Data entries for graphics:
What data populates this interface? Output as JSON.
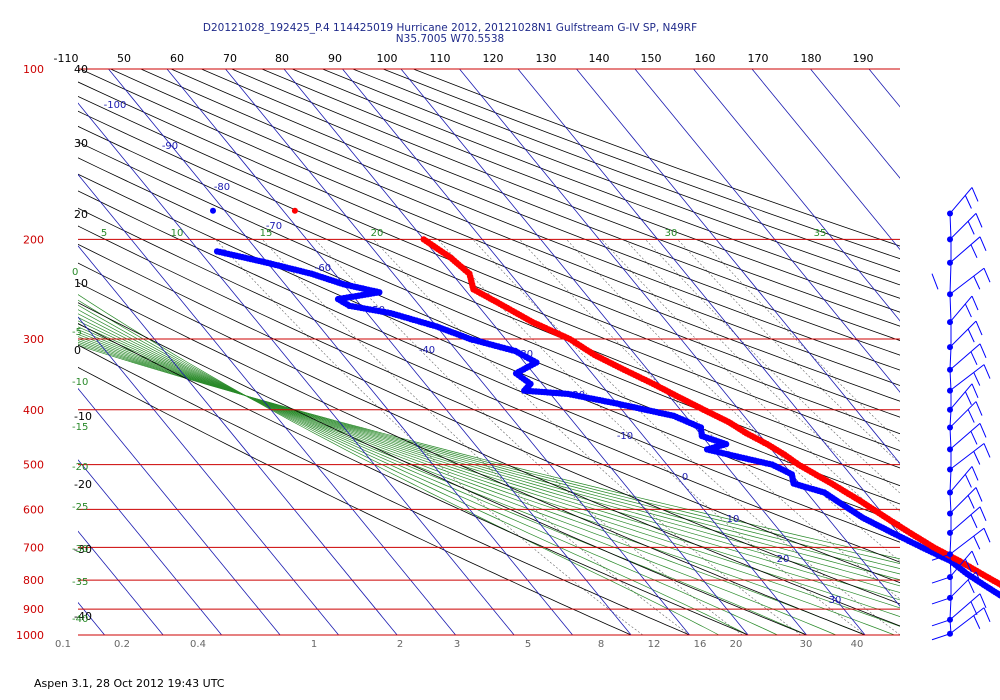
{
  "chart_data": {
    "type": "skew-t",
    "title_line1": "D20121028_192425_P.4 114425019 Hurricane 2012, 20121028N1 Gulfstream G-IV SP, N49RF",
    "title_line2": "N35.7005 W70.5538",
    "footer": "Aspen 3.1, 28 Oct 2012  19:43 UTC",
    "pressure_ticks": [
      "100",
      "200",
      "300",
      "400",
      "500",
      "600",
      "700",
      "800",
      "900",
      "1000"
    ],
    "pressure_values": [
      100,
      200,
      300,
      400,
      500,
      600,
      700,
      800,
      900,
      1000
    ],
    "top_temp_ticks": [
      "-110",
      "50",
      "60",
      "70",
      "80",
      "90",
      "100",
      "110",
      "120",
      "130",
      "140",
      "150",
      "160",
      "170",
      "180",
      "190"
    ],
    "left_temp_ticks": [
      "40",
      "30",
      "20",
      "10",
      "0",
      "-10",
      "-20",
      "-30",
      "-40"
    ],
    "isotherm_labels": [
      "-100",
      "-90",
      "-80",
      "-70",
      "-60",
      "-50",
      "-40",
      "-30",
      "-20",
      "-10",
      "0",
      "10",
      "20",
      "30"
    ],
    "dry_adiabat_labels": [
      "-5",
      "0",
      "-5",
      "-10",
      "-15",
      "-20",
      "-25",
      "-30",
      "-35",
      "-40"
    ],
    "moist_labels": [
      "5",
      "10",
      "15",
      "20",
      "30",
      "35"
    ],
    "mixing_ratio_labels": [
      "0.1",
      "0.2",
      "0.4",
      "1",
      "2",
      "3",
      "5",
      "8",
      "12",
      "16",
      "20",
      "30",
      "40"
    ],
    "temperature_profile": {
      "name": "Temperature",
      "color": "#ff0000",
      "points": [
        [
          200,
          -40
        ],
        [
          215,
          -38
        ],
        [
          230,
          -37
        ],
        [
          245,
          -38.5
        ],
        [
          260,
          -36
        ],
        [
          280,
          -33
        ],
        [
          300,
          -29
        ],
        [
          320,
          -27
        ],
        [
          340,
          -24
        ],
        [
          360,
          -21
        ],
        [
          380,
          -18.5
        ],
        [
          400,
          -16
        ],
        [
          420,
          -13.5
        ],
        [
          440,
          -12
        ],
        [
          460,
          -10
        ],
        [
          480,
          -8.5
        ],
        [
          500,
          -7.5
        ],
        [
          540,
          -4.5
        ],
        [
          580,
          -2
        ],
        [
          620,
          0
        ],
        [
          660,
          2
        ],
        [
          700,
          4
        ],
        [
          740,
          6.5
        ],
        [
          780,
          8.5
        ],
        [
          820,
          10.5
        ],
        [
          860,
          12.5
        ],
        [
          900,
          14.5
        ],
        [
          940,
          17
        ],
        [
          980,
          19
        ],
        [
          995,
          20
        ]
      ]
    },
    "dewpoint_profile": {
      "name": "Dew point",
      "color": "#0000ff",
      "points": [
        [
          210,
          -77
        ],
        [
          220,
          -70
        ],
        [
          230,
          -64
        ],
        [
          240,
          -60
        ],
        [
          248,
          -55
        ],
        [
          255,
          -63
        ],
        [
          262,
          -62
        ],
        [
          270,
          -56
        ],
        [
          285,
          -50
        ],
        [
          300,
          -46
        ],
        [
          315,
          -40
        ],
        [
          330,
          -38
        ],
        [
          345,
          -43
        ],
        [
          360,
          -42
        ],
        [
          370,
          -44
        ],
        [
          375,
          -37
        ],
        [
          390,
          -30
        ],
        [
          410,
          -22
        ],
        [
          430,
          -19
        ],
        [
          445,
          -20
        ],
        [
          460,
          -17
        ],
        [
          470,
          -21
        ],
        [
          480,
          -18
        ],
        [
          500,
          -12
        ],
        [
          520,
          -10
        ],
        [
          540,
          -11
        ],
        [
          560,
          -7
        ],
        [
          580,
          -6
        ],
        [
          620,
          -4
        ],
        [
          660,
          -1
        ],
        [
          700,
          2
        ],
        [
          740,
          5
        ],
        [
          780,
          6
        ],
        [
          820,
          7.5
        ],
        [
          860,
          9
        ],
        [
          900,
          10.5
        ],
        [
          940,
          12
        ],
        [
          990,
          14
        ]
      ]
    },
    "upper_points": [
      {
        "name": "dew point marker",
        "color": "#0000ff",
        "p": 178,
        "t": -72
      },
      {
        "name": "temperature marker",
        "color": "#ff0000",
        "p": 178,
        "t": -58
      }
    ],
    "wind_barbs_p": [
      180,
      200,
      220,
      250,
      280,
      310,
      340,
      370,
      400,
      430,
      470,
      510,
      560,
      610,
      660,
      720,
      790,
      860,
      940,
      995
    ],
    "colors": {
      "isobar": "#cc0000",
      "isotherm": "#1a1ab0",
      "dry_adiabat": "#000000",
      "moist_adiabat": "#2a8a2a",
      "mixing_ratio": "#666666",
      "temperature": "#ff0000",
      "dewpoint": "#0000ff",
      "title": "#1f2a8a"
    }
  }
}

_WHAT YOU NEED TO DO_: Return from the data every line that holds "marker".

_WRITTEN REPLY_:
        "name": "dew point marker",
        "name": "temperature marker",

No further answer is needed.